**Exercise details**. Extract the records below word for word and ignore the images.

**Input for this task**.
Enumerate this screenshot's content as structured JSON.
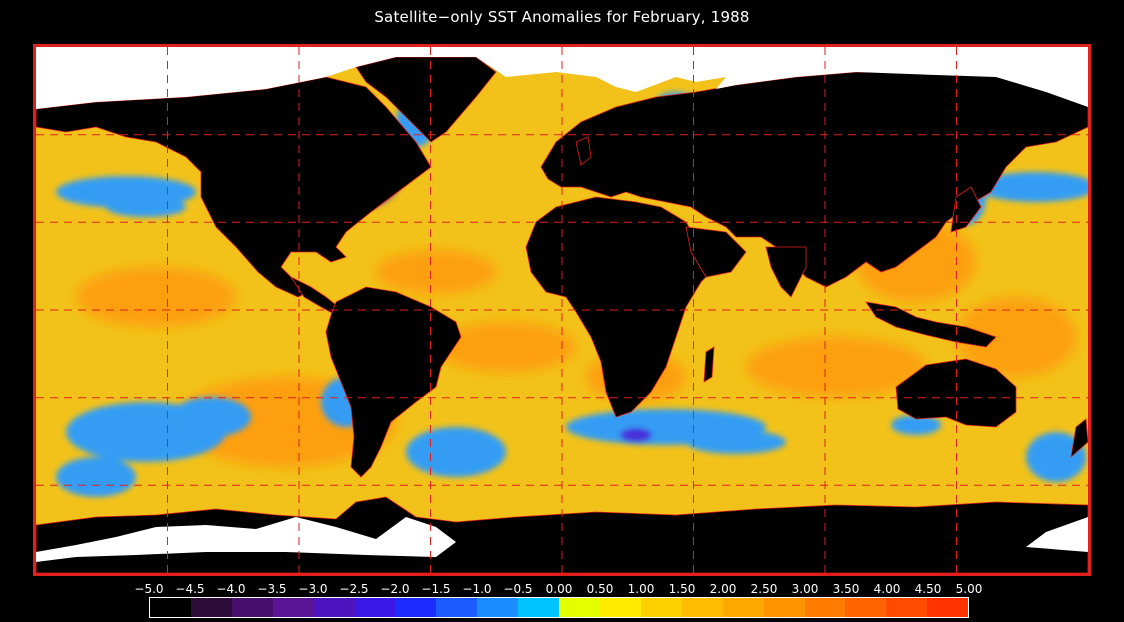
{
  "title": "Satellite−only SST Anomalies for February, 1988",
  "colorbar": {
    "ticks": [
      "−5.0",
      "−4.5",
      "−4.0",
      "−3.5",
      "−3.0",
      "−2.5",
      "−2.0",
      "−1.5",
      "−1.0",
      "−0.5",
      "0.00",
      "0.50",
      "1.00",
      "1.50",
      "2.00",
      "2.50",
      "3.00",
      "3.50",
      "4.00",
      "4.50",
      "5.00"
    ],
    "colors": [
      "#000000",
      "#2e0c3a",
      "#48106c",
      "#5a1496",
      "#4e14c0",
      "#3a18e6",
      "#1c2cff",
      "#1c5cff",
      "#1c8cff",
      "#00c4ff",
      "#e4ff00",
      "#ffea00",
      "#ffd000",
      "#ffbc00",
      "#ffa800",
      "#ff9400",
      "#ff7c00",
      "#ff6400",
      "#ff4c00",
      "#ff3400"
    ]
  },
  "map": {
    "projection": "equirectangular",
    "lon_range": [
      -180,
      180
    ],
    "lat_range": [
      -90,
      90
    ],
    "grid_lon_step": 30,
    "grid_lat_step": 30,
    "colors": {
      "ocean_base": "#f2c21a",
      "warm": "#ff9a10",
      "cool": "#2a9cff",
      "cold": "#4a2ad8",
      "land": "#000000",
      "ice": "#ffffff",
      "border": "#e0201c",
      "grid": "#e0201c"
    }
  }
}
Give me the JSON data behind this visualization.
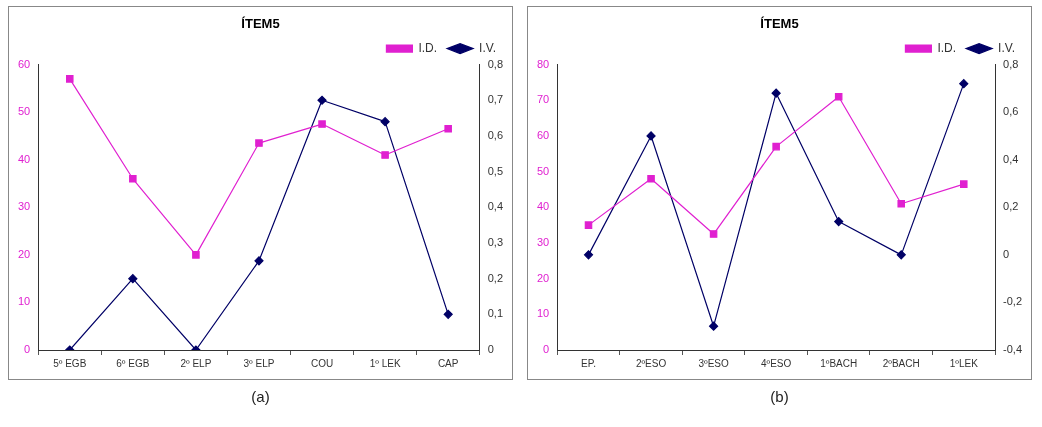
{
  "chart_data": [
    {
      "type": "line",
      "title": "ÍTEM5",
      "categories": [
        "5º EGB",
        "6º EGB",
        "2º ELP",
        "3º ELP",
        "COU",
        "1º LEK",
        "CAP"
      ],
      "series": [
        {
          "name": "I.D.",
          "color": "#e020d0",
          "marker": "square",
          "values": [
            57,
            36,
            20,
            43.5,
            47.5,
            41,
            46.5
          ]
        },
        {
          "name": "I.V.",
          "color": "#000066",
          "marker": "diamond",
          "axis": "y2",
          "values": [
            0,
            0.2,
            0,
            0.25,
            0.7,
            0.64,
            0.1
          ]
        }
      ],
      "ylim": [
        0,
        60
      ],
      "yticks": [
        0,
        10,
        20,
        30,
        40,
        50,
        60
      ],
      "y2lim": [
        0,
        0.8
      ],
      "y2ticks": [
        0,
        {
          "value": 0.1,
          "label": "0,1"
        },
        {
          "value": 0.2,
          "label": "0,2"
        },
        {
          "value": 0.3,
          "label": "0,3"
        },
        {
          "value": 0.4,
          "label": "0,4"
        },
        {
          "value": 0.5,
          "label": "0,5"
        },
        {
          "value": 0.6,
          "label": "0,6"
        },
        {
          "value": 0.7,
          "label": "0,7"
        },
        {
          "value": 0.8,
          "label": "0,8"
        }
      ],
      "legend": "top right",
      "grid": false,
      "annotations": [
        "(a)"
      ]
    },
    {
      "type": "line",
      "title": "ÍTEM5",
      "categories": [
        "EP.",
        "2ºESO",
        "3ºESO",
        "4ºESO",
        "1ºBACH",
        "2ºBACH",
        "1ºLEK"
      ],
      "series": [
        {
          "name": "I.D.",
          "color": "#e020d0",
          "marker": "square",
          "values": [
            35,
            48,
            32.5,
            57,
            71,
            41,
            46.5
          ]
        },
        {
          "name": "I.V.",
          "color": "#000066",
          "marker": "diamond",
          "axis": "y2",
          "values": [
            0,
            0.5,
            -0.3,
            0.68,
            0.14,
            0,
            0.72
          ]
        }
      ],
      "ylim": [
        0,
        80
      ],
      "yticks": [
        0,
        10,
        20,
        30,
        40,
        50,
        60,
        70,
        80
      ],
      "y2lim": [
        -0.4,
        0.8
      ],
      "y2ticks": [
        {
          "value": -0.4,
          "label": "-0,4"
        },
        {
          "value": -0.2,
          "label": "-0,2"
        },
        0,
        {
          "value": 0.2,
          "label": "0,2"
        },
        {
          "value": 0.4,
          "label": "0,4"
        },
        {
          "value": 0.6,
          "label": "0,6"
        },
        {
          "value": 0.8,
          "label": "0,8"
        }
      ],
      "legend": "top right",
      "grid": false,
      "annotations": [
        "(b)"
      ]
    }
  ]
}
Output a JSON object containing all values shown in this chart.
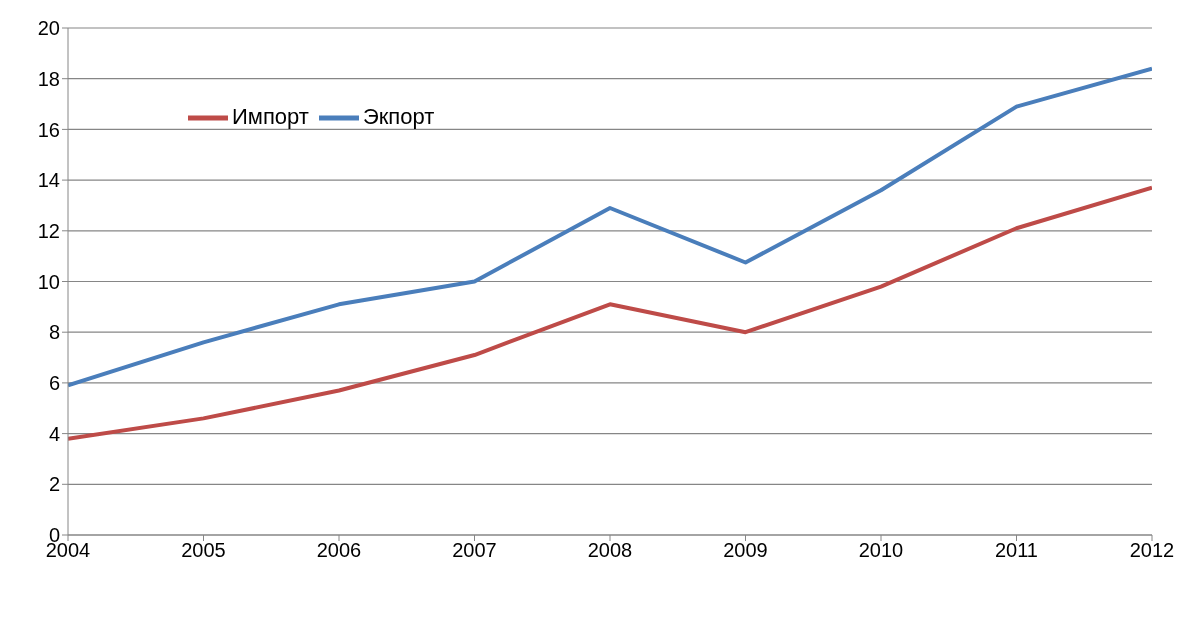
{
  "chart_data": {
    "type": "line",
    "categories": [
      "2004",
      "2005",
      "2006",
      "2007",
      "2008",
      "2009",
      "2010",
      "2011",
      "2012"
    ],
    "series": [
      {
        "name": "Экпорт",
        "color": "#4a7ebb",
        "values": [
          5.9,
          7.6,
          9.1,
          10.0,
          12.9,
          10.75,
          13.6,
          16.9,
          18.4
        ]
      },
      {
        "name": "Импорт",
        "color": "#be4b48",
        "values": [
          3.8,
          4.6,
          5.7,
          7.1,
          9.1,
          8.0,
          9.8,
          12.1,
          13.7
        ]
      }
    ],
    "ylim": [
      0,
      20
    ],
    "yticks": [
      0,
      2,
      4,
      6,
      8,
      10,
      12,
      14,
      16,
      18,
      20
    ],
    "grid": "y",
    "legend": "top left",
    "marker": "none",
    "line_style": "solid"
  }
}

**Exercise solution**.
Enumerate this screenshot's content as structured JSON.
{
  "title": "Satellite−only SST Anomalies for February, 1988",
  "colorbar": {
    "ticks": [
      "−5.0",
      "−4.5",
      "−4.0",
      "−3.5",
      "−3.0",
      "−2.5",
      "−2.0",
      "−1.5",
      "−1.0",
      "−0.5",
      "0.00",
      "0.50",
      "1.00",
      "1.50",
      "2.00",
      "2.50",
      "3.00",
      "3.50",
      "4.00",
      "4.50",
      "5.00"
    ],
    "colors": [
      "#000000",
      "#2e0c3a",
      "#48106c",
      "#5a1496",
      "#4e14c0",
      "#3a18e6",
      "#1c2cff",
      "#1c5cff",
      "#1c8cff",
      "#00c4ff",
      "#e4ff00",
      "#ffea00",
      "#ffd000",
      "#ffbc00",
      "#ffa800",
      "#ff9400",
      "#ff7c00",
      "#ff6400",
      "#ff4c00",
      "#ff3400"
    ]
  },
  "map": {
    "projection": "equirectangular",
    "lon_range": [
      -180,
      180
    ],
    "lat_range": [
      -90,
      90
    ],
    "grid_lon_step": 30,
    "grid_lat_step": 30,
    "colors": {
      "ocean_base": "#f2c21a",
      "warm": "#ff9a10",
      "cool": "#2a9cff",
      "cold": "#4a2ad8",
      "land": "#000000",
      "ice": "#ffffff",
      "border": "#e0201c",
      "grid": "#e0201c"
    }
  }
}
Give me the JSON data behind this visualization.
{
  "chart_data": [
    {
      "type": "line",
      "title": "ÍTEM5",
      "categories": [
        "5º EGB",
        "6º EGB",
        "2º ELP",
        "3º ELP",
        "COU",
        "1º LEK",
        "CAP"
      ],
      "series": [
        {
          "name": "I.D.",
          "color": "#e020d0",
          "marker": "square",
          "values": [
            57,
            36,
            20,
            43.5,
            47.5,
            41,
            46.5
          ]
        },
        {
          "name": "I.V.",
          "color": "#000066",
          "marker": "diamond",
          "axis": "y2",
          "values": [
            0,
            0.2,
            0,
            0.25,
            0.7,
            0.64,
            0.1
          ]
        }
      ],
      "ylim": [
        0,
        60
      ],
      "yticks": [
        0,
        10,
        20,
        30,
        40,
        50,
        60
      ],
      "y2lim": [
        0,
        0.8
      ],
      "y2ticks": [
        0,
        {
          "value": 0.1,
          "label": "0,1"
        },
        {
          "value": 0.2,
          "label": "0,2"
        },
        {
          "value": 0.3,
          "label": "0,3"
        },
        {
          "value": 0.4,
          "label": "0,4"
        },
        {
          "value": 0.5,
          "label": "0,5"
        },
        {
          "value": 0.6,
          "label": "0,6"
        },
        {
          "value": 0.7,
          "label": "0,7"
        },
        {
          "value": 0.8,
          "label": "0,8"
        }
      ],
      "legend": "top right",
      "grid": false,
      "annotations": [
        "(a)"
      ]
    },
    {
      "type": "line",
      "title": "ÍTEM5",
      "categories": [
        "EP.",
        "2ºESO",
        "3ºESO",
        "4ºESO",
        "1ºBACH",
        "2ºBACH",
        "1ºLEK"
      ],
      "series": [
        {
          "name": "I.D.",
          "color": "#e020d0",
          "marker": "square",
          "values": [
            35,
            48,
            32.5,
            57,
            71,
            41,
            46.5
          ]
        },
        {
          "name": "I.V.",
          "color": "#000066",
          "marker": "diamond",
          "axis": "y2",
          "values": [
            0,
            0.5,
            -0.3,
            0.68,
            0.14,
            0,
            0.72
          ]
        }
      ],
      "ylim": [
        0,
        80
      ],
      "yticks": [
        0,
        10,
        20,
        30,
        40,
        50,
        60,
        70,
        80
      ],
      "y2lim": [
        -0.4,
        0.8
      ],
      "y2ticks": [
        {
          "value": -0.4,
          "label": "-0,4"
        },
        {
          "value": -0.2,
          "label": "-0,2"
        },
        0,
        {
          "value": 0.2,
          "label": "0,2"
        },
        {
          "value": 0.4,
          "label": "0,4"
        },
        {
          "value": 0.6,
          "label": "0,6"
        },
        {
          "value": 0.8,
          "label": "0,8"
        }
      ],
      "legend": "top right",
      "grid": false,
      "annotations": [
        "(b)"
      ]
    }
  ]
}
Output a JSON object containing all values shown in this chart.
{
  "chart_data": {
    "type": "line",
    "categories": [
      "2004",
      "2005",
      "2006",
      "2007",
      "2008",
      "2009",
      "2010",
      "2011",
      "2012"
    ],
    "series": [
      {
        "name": "Экпорт",
        "color": "#4a7ebb",
        "values": [
          5.9,
          7.6,
          9.1,
          10.0,
          12.9,
          10.75,
          13.6,
          16.9,
          18.4
        ]
      },
      {
        "name": "Импорт",
        "color": "#be4b48",
        "values": [
          3.8,
          4.6,
          5.7,
          7.1,
          9.1,
          8.0,
          9.8,
          12.1,
          13.7
        ]
      }
    ],
    "ylim": [
      0,
      20
    ],
    "yticks": [
      0,
      2,
      4,
      6,
      8,
      10,
      12,
      14,
      16,
      18,
      20
    ],
    "grid": "y",
    "legend": "top left",
    "marker": "none",
    "line_style": "solid"
  }
}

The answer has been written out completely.